**SHORT EXERCISE:** Which lines in the material below contain the word "been"? Copy each of them.

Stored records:

++++++++

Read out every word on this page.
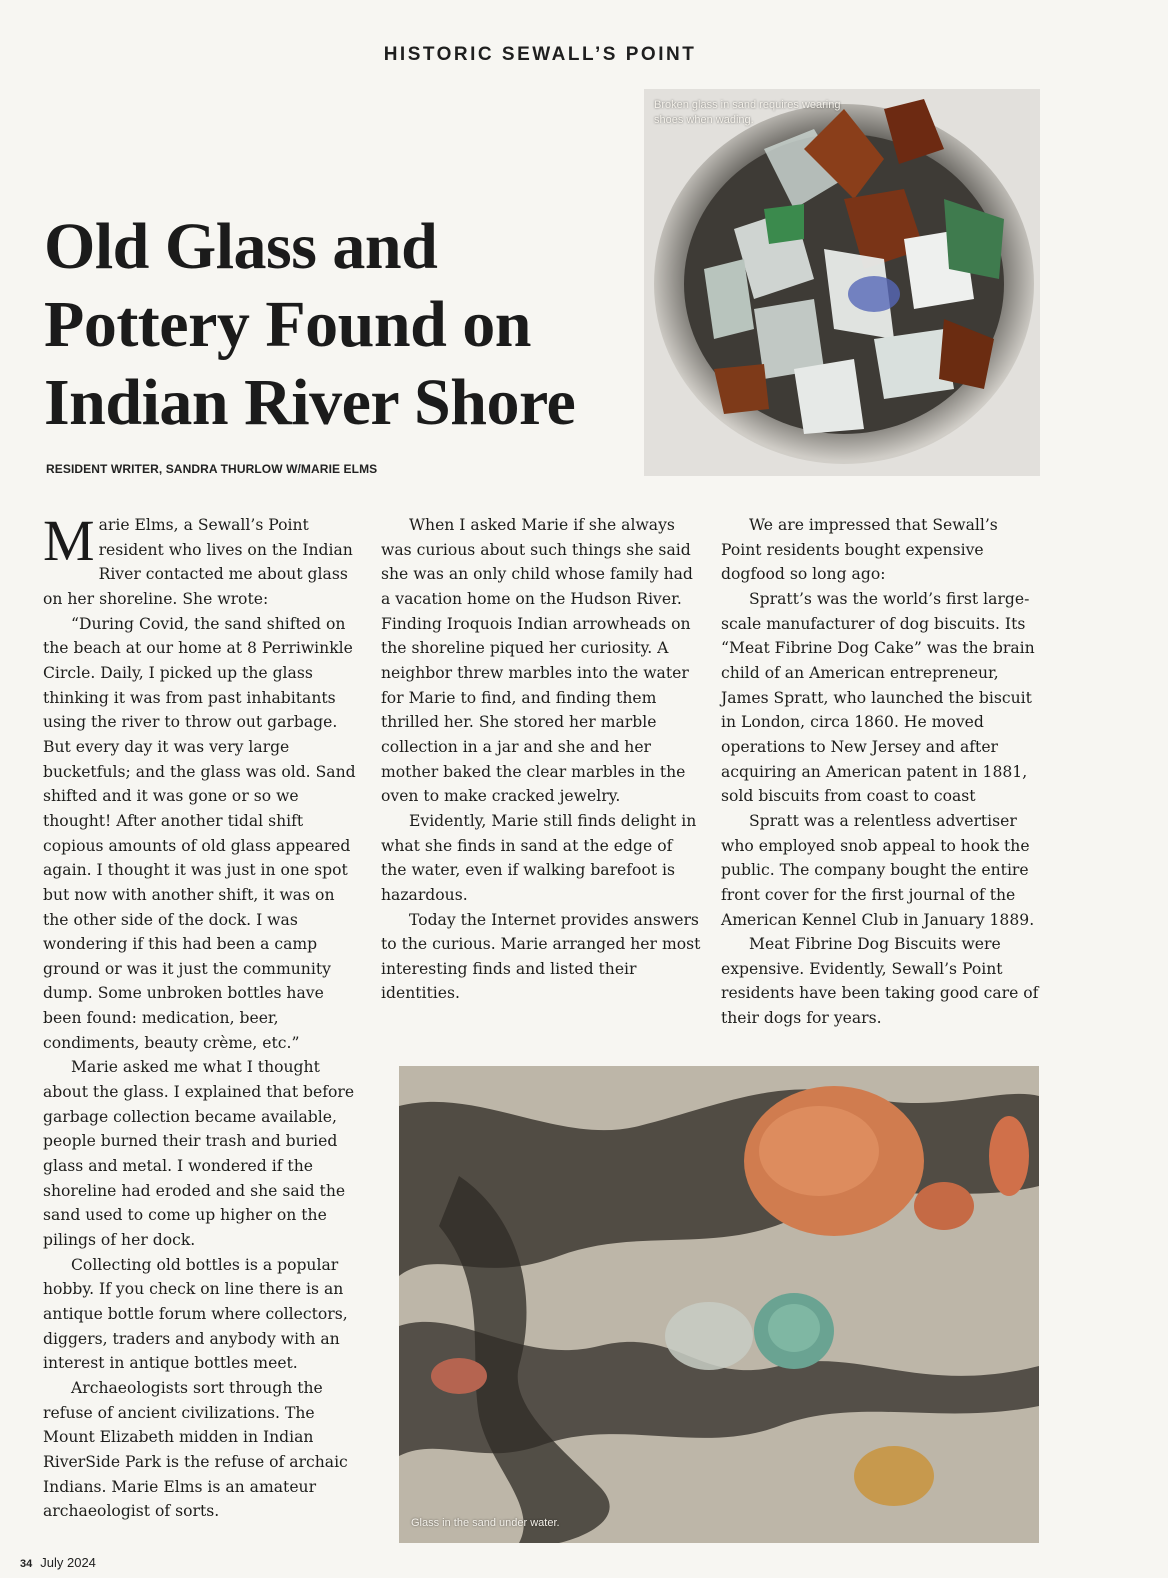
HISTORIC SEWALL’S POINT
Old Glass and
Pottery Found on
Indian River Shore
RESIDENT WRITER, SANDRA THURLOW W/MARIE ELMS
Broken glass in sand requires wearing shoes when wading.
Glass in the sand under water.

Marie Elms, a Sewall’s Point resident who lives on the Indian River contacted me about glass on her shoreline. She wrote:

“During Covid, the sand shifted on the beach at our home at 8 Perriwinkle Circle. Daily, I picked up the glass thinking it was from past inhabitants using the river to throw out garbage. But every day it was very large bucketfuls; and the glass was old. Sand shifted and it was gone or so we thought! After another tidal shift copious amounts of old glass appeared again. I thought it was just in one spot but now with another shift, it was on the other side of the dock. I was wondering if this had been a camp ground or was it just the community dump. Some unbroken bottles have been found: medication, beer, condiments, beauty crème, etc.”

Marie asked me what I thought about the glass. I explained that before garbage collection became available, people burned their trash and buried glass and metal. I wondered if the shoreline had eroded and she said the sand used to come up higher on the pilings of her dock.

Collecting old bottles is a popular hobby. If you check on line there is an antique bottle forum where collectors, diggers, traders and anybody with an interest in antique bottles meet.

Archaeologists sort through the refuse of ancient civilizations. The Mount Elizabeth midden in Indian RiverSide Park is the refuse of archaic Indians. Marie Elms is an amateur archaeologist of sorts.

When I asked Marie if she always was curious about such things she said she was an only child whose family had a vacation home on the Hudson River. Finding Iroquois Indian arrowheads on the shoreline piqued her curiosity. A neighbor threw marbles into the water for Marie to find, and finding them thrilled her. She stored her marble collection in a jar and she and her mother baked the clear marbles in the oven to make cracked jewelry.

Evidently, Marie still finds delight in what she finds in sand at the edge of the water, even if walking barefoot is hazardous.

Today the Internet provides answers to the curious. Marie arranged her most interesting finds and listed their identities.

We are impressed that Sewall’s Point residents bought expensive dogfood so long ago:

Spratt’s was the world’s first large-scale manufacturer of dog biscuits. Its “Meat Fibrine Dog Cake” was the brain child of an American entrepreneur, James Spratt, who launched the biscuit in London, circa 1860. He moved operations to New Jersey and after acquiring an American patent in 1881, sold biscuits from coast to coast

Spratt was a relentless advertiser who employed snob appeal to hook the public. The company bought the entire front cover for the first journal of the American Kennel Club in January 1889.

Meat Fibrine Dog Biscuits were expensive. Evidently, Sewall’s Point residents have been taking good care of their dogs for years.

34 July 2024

++++++++

**SOLVED PROBLEM:**
“During Covid, the sand shifted on the beach at our home at 8 Perriwinkle Circle. Daily, I picked up the glass thinking it was from past inhabitants using the river to throw out garbage. But every day it was very large bucketfuls; and the glass was old. Sand shifted and it was gone or so we thought! After another tidal shift copious amounts of old glass appeared again. I thought it was just in one spot but now with another shift, it was on the other side of the dock. I was wondering if this had been a camp ground or was it just the community dump. Some unbroken bottles have been found: medication, beer, condiments, beauty crème, etc.”
Meat Fibrine Dog Biscuits were expensive. Evidently, Sewall’s Point residents have been taking good care of their dogs for years.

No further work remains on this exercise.